> **Task directions**
Look through the data below. Pick out the lines holding the string "exceeding".
━━━━━━
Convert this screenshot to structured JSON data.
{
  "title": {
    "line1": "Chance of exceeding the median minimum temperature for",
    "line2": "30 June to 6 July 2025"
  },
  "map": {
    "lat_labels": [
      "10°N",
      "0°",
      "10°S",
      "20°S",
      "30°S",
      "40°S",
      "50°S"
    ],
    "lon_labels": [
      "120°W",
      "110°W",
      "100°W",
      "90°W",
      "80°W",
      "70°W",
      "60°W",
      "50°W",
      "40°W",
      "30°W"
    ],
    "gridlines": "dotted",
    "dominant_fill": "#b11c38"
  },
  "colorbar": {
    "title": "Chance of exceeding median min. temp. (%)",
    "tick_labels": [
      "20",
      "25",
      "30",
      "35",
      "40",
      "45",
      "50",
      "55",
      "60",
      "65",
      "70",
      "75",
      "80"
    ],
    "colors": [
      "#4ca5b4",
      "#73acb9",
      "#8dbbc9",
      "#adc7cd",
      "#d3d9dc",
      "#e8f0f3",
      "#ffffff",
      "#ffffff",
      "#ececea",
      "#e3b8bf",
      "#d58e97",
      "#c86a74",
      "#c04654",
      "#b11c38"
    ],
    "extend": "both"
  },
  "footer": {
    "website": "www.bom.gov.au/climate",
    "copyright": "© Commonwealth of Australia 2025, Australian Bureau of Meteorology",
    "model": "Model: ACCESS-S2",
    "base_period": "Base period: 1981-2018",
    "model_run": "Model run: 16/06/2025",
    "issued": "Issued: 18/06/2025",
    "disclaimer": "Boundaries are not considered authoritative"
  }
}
━━━━━━
> **Correct response**
    "line1": "Chance of exceeding the median minimum temperature for",
    "title": "Chance of exceeding median min. temp. (%)",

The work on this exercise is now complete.